_The exercise_
Give an exact transcription of every line, dropping the images.

■ ■ ■

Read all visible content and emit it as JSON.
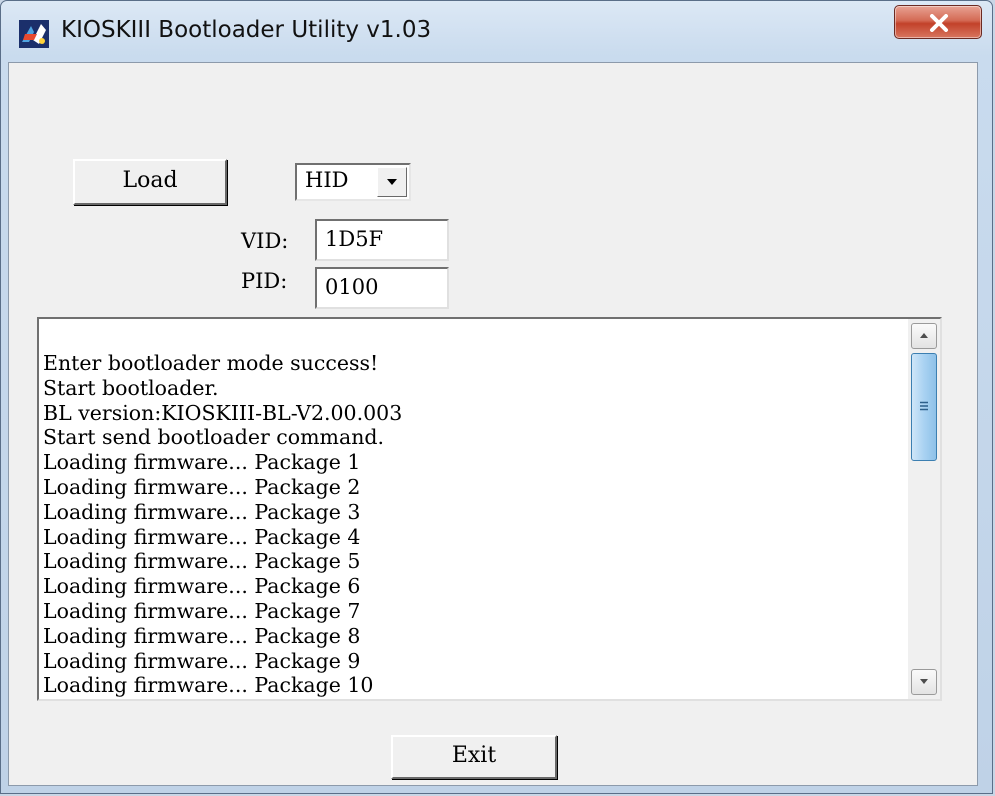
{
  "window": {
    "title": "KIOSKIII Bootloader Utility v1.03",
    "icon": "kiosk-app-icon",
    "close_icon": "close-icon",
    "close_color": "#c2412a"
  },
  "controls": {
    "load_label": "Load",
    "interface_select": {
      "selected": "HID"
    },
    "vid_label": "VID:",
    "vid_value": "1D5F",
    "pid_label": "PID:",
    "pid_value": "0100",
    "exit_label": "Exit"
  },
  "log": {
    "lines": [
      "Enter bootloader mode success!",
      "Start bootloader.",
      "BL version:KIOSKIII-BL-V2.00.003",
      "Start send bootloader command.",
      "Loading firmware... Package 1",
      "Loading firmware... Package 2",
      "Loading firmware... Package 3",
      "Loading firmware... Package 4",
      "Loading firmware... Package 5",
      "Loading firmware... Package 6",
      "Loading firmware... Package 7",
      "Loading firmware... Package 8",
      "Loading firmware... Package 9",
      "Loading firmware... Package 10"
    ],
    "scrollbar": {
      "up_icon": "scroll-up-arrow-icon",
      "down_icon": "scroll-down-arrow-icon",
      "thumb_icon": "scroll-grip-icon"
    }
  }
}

■ ■ ■

_Exercise result_
Read all visible content and emit it as JSON.
{
  "window": {
    "title": "KIOSKIII Bootloader Utility v1.03",
    "icon": "kiosk-app-icon",
    "close_icon": "close-icon",
    "close_color": "#c2412a"
  },
  "controls": {
    "load_label": "Load",
    "interface_select": {
      "selected": "HID"
    },
    "vid_label": "VID:",
    "vid_value": "1D5F",
    "pid_label": "PID:",
    "pid_value": "0100",
    "exit_label": "Exit"
  },
  "log": {
    "lines": [
      "Enter bootloader mode success!",
      "Start bootloader.",
      "BL version:KIOSKIII-BL-V2.00.003",
      "Start send bootloader command.",
      "Loading firmware... Package 1",
      "Loading firmware... Package 2",
      "Loading firmware... Package 3",
      "Loading firmware... Package 4",
      "Loading firmware... Package 5",
      "Loading firmware... Package 6",
      "Loading firmware... Package 7",
      "Loading firmware... Package 8",
      "Loading firmware... Package 9",
      "Loading firmware... Package 10"
    ],
    "scrollbar": {
      "up_icon": "scroll-up-arrow-icon",
      "down_icon": "scroll-down-arrow-icon",
      "thumb_icon": "scroll-grip-icon"
    }
  }
}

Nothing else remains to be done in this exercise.